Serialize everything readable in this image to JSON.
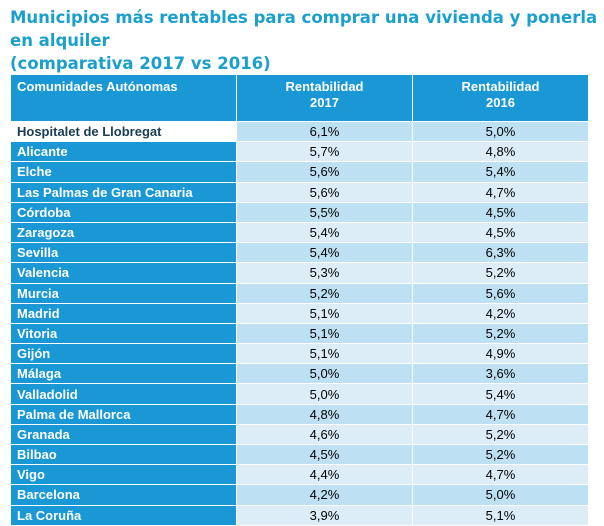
{
  "header": {
    "title": [
      "Municipios más rentables para comprar una vivienda y ponerla en alquiler",
      "(comparativa 2017 vs 2016)"
    ]
  },
  "table": {
    "columns": [
      "Comunidades Autónomas",
      [
        "Rentabilidad",
        "2017"
      ],
      [
        "Rentabilidad",
        "2016"
      ]
    ],
    "rows": [
      [
        "Hospitalet de Llobregat",
        "6,1%",
        "5,0%"
      ],
      [
        "Alicante",
        "5,7%",
        "4,8%"
      ],
      [
        "Elche",
        "5,6%",
        "5,4%"
      ],
      [
        "Las Palmas de Gran Canaria",
        "5,6%",
        "4,7%"
      ],
      [
        "Córdoba",
        "5,5%",
        "4,5%"
      ],
      [
        "Zaragoza",
        "5,4%",
        "4,5%"
      ],
      [
        "Sevilla",
        "5,4%",
        "6,3%"
      ],
      [
        "Valencia",
        "5,3%",
        "5,2%"
      ],
      [
        "Murcia",
        "5,2%",
        "5,6%"
      ],
      [
        "Madrid",
        "5,1%",
        "4,2%"
      ],
      [
        "Vitoria",
        "5,1%",
        "5,2%"
      ],
      [
        "Gijón",
        "5,1%",
        "4,9%"
      ],
      [
        "Málaga",
        "5,0%",
        "3,6%"
      ],
      [
        "Valladolid",
        "5,0%",
        "5,4%"
      ],
      [
        "Palma de Mallorca",
        "4,8%",
        "4,7%"
      ],
      [
        "Granada",
        "4,6%",
        "5,2%"
      ],
      [
        "Bilbao",
        "4,5%",
        "5,2%"
      ],
      [
        "Vigo",
        "4,4%",
        "4,7%"
      ],
      [
        "Barcelona",
        "4,2%",
        "5,0%"
      ],
      [
        "La Coruña",
        "3,9%",
        "5,1%"
      ]
    ]
  }
}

§ OBJECTIVE
Write out each line of the data exactly; the images should be left out.

§ RESULT OF THIS EXERCISE
Serialize everything readable in this image to JSON.
{
  "header": {
    "title": [
      "Municipios más rentables para comprar una vivienda y ponerla en alquiler",
      "(comparativa 2017 vs 2016)"
    ]
  },
  "table": {
    "columns": [
      "Comunidades Autónomas",
      [
        "Rentabilidad",
        "2017"
      ],
      [
        "Rentabilidad",
        "2016"
      ]
    ],
    "rows": [
      [
        "Hospitalet de Llobregat",
        "6,1%",
        "5,0%"
      ],
      [
        "Alicante",
        "5,7%",
        "4,8%"
      ],
      [
        "Elche",
        "5,6%",
        "5,4%"
      ],
      [
        "Las Palmas de Gran Canaria",
        "5,6%",
        "4,7%"
      ],
      [
        "Córdoba",
        "5,5%",
        "4,5%"
      ],
      [
        "Zaragoza",
        "5,4%",
        "4,5%"
      ],
      [
        "Sevilla",
        "5,4%",
        "6,3%"
      ],
      [
        "Valencia",
        "5,3%",
        "5,2%"
      ],
      [
        "Murcia",
        "5,2%",
        "5,6%"
      ],
      [
        "Madrid",
        "5,1%",
        "4,2%"
      ],
      [
        "Vitoria",
        "5,1%",
        "5,2%"
      ],
      [
        "Gijón",
        "5,1%",
        "4,9%"
      ],
      [
        "Málaga",
        "5,0%",
        "3,6%"
      ],
      [
        "Valladolid",
        "5,0%",
        "5,4%"
      ],
      [
        "Palma de Mallorca",
        "4,8%",
        "4,7%"
      ],
      [
        "Granada",
        "4,6%",
        "5,2%"
      ],
      [
        "Bilbao",
        "4,5%",
        "5,2%"
      ],
      [
        "Vigo",
        "4,4%",
        "4,7%"
      ],
      [
        "Barcelona",
        "4,2%",
        "5,0%"
      ],
      [
        "La Coruña",
        "3,9%",
        "5,1%"
      ]
    ]
  }
}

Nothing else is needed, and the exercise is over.